**PROBLEM DESCRIPTION**
An exact reproduction of the records is required, with all images left out.

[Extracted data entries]
■ ■ ■ ■

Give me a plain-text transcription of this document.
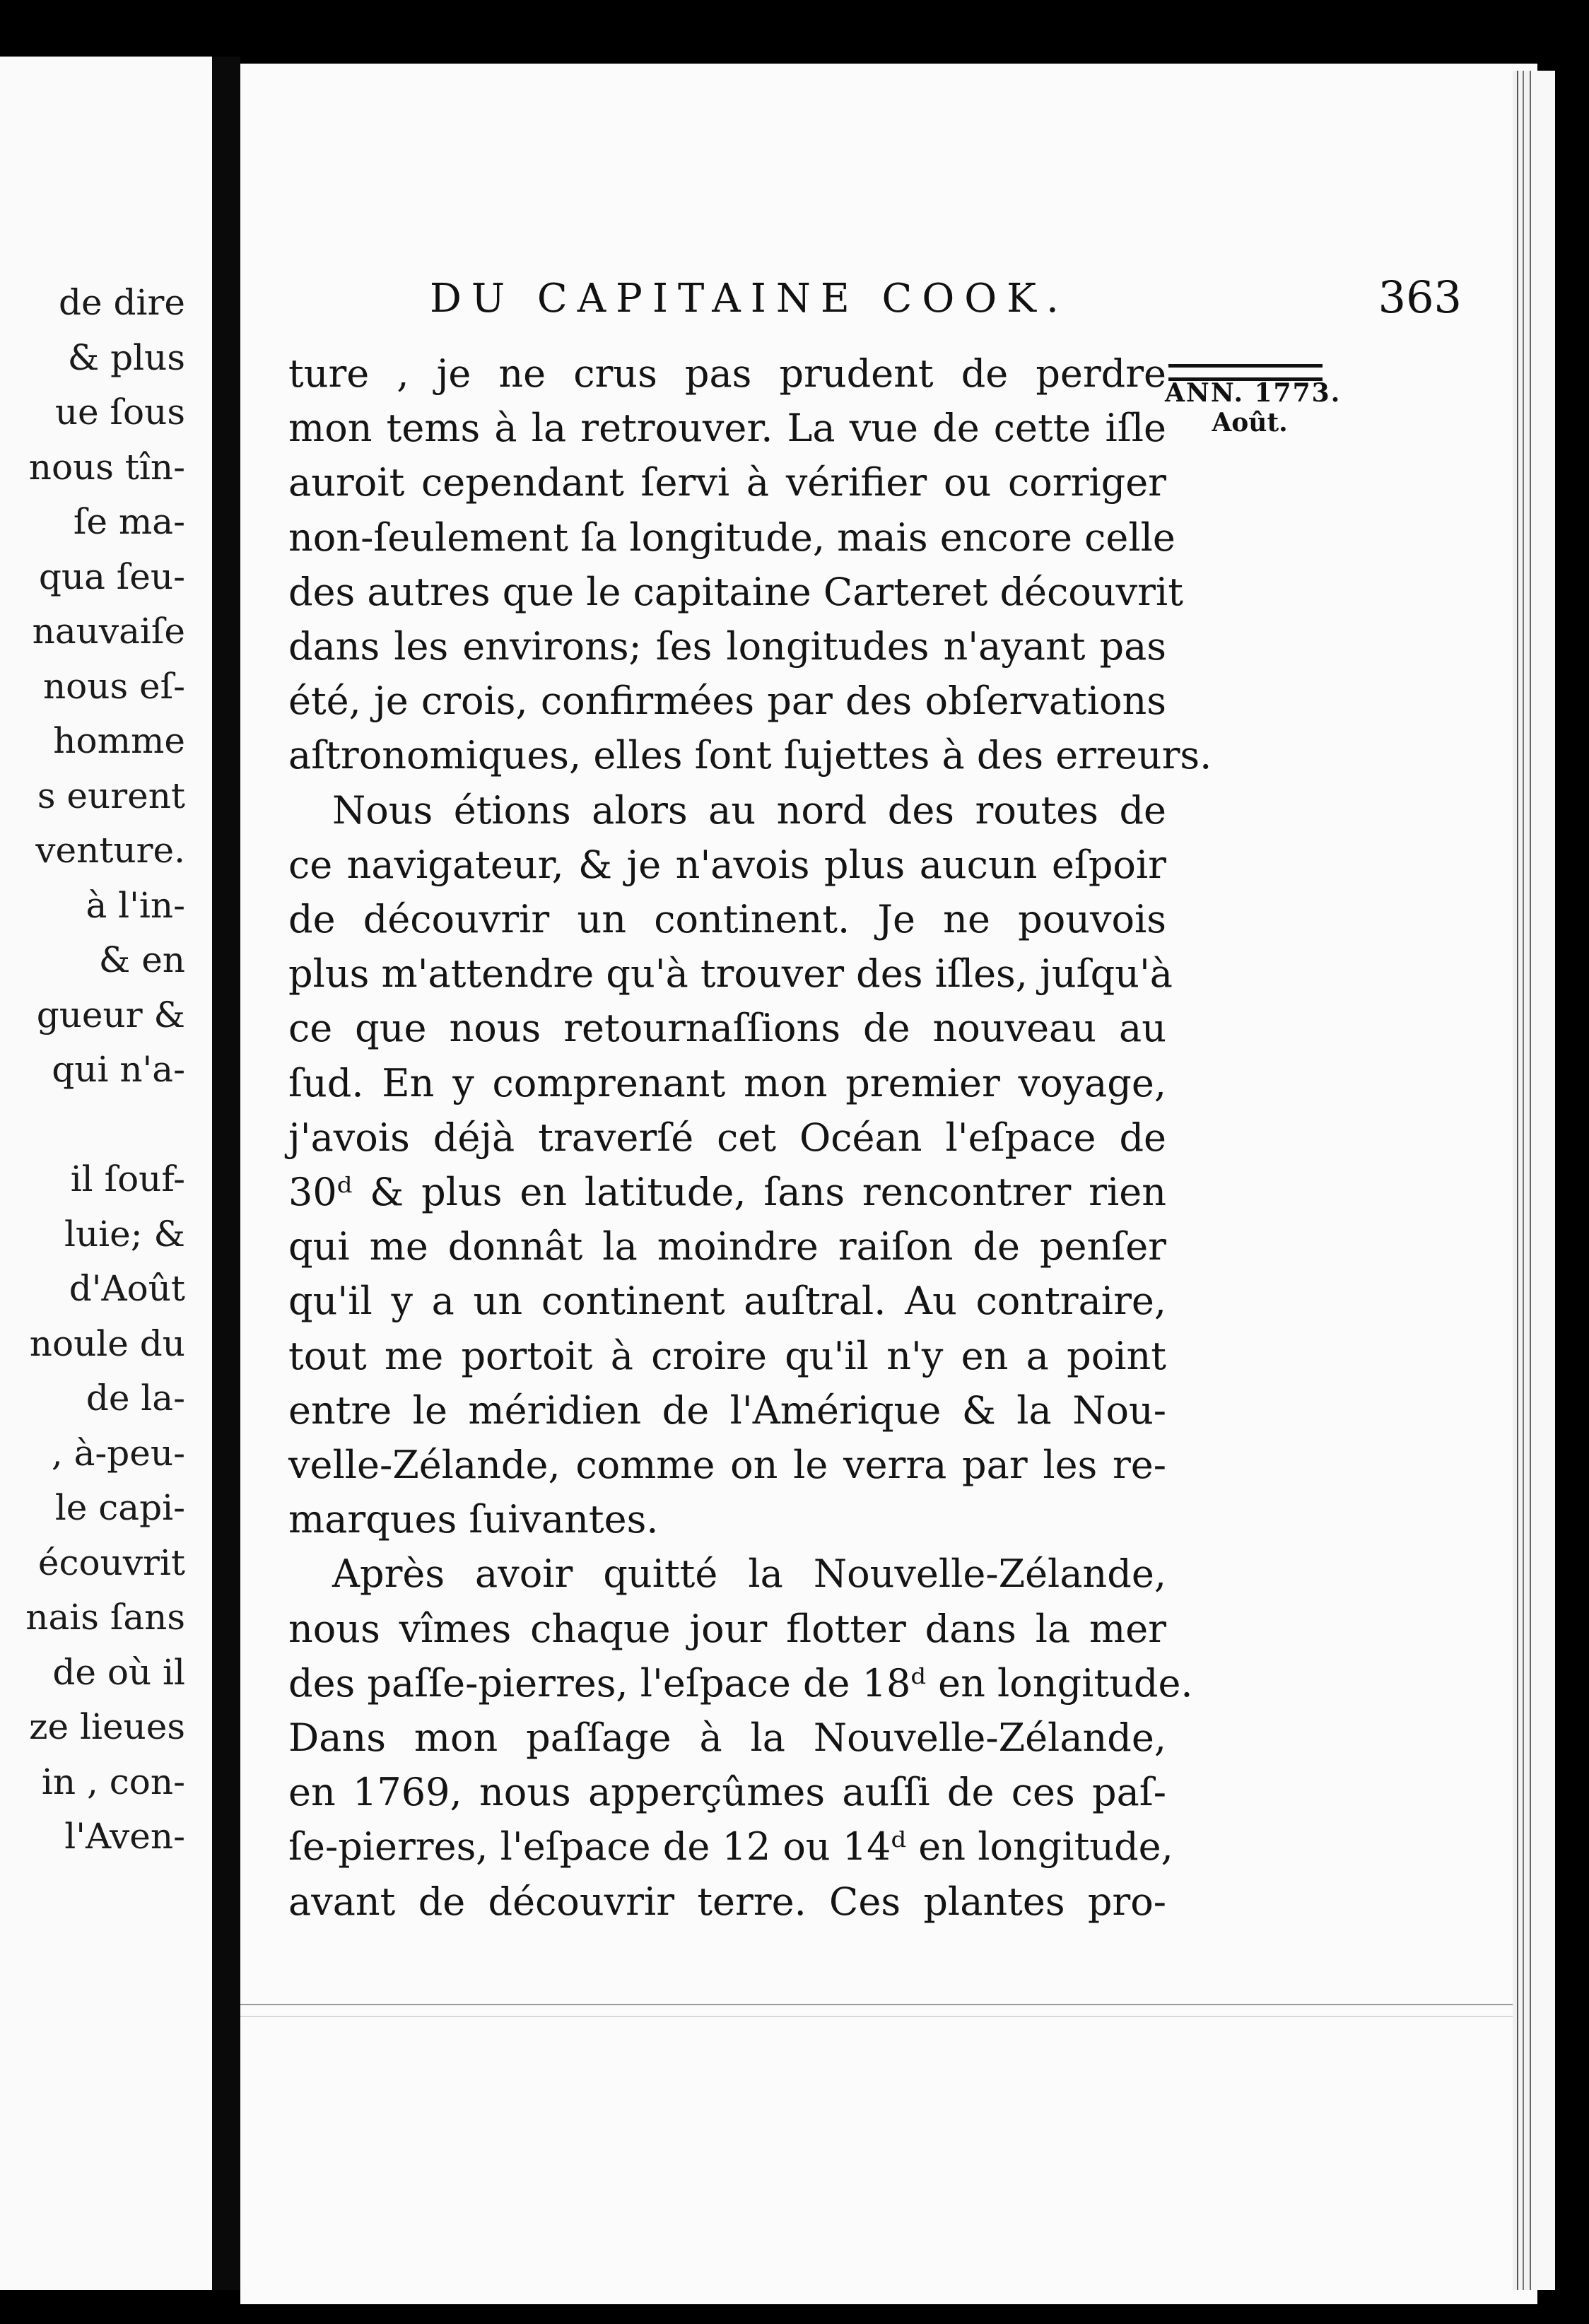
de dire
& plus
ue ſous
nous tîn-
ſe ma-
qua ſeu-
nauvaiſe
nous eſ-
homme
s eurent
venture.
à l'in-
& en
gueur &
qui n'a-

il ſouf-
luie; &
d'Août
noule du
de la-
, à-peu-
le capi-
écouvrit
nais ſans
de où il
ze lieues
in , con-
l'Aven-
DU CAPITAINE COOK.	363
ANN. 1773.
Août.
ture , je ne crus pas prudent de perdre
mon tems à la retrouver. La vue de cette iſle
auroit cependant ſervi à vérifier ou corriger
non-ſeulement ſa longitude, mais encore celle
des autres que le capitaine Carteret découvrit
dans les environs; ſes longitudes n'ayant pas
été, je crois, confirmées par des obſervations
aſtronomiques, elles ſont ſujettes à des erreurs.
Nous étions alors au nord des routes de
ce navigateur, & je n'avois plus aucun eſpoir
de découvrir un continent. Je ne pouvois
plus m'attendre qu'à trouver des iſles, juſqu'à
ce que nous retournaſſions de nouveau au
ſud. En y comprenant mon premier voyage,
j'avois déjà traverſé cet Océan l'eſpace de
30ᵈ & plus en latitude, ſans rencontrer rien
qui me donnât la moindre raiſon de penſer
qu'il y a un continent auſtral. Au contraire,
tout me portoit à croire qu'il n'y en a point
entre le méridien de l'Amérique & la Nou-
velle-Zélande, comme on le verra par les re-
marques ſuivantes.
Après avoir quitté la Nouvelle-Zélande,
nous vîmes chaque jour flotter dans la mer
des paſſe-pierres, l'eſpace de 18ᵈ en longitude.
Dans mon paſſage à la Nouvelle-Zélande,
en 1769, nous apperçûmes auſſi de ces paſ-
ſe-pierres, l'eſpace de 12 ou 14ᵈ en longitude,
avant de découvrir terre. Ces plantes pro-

■ ■ ■ ■

**FINISHED TASK**
Give me a plain-text transcription of this document.
de dire
& plus
ue ſous
nous tîn-
ſe ma-
qua ſeu-
nauvaiſe
nous eſ-
homme
s eurent
venture.
à l'in-
& en
gueur &
qui n'a-

il ſouf-
luie; &
d'Août
noule du
de la-
, à-peu-
le capi-
écouvrit
nais ſans
de où il
ze lieues
in , con-
l'Aven-
DU CAPITAINE COOK.	363
ANN. 1773.
Août.
ture , je ne crus pas prudent de perdre
mon tems à la retrouver. La vue de cette iſle
auroit cependant ſervi à vérifier ou corriger
non-ſeulement ſa longitude, mais encore celle
des autres que le capitaine Carteret découvrit
dans les environs; ſes longitudes n'ayant pas
été, je crois, confirmées par des obſervations
aſtronomiques, elles ſont ſujettes à des erreurs.
Nous étions alors au nord des routes de
ce navigateur, & je n'avois plus aucun eſpoir
de découvrir un continent. Je ne pouvois
plus m'attendre qu'à trouver des iſles, juſqu'à
ce que nous retournaſſions de nouveau au
ſud. En y comprenant mon premier voyage,
j'avois déjà traverſé cet Océan l'eſpace de
30ᵈ & plus en latitude, ſans rencontrer rien
qui me donnât la moindre raiſon de penſer
qu'il y a un continent auſtral. Au contraire,
tout me portoit à croire qu'il n'y en a point
entre le méridien de l'Amérique & la Nou-
velle-Zélande, comme on le verra par les re-
marques ſuivantes.
Après avoir quitté la Nouvelle-Zélande,
nous vîmes chaque jour flotter dans la mer
des paſſe-pierres, l'eſpace de 18ᵈ en longitude.
Dans mon paſſage à la Nouvelle-Zélande,
en 1769, nous apperçûmes auſſi de ces paſ-
ſe-pierres, l'eſpace de 12 ou 14ᵈ en longitude,
avant de découvrir terre. Ces plantes pro-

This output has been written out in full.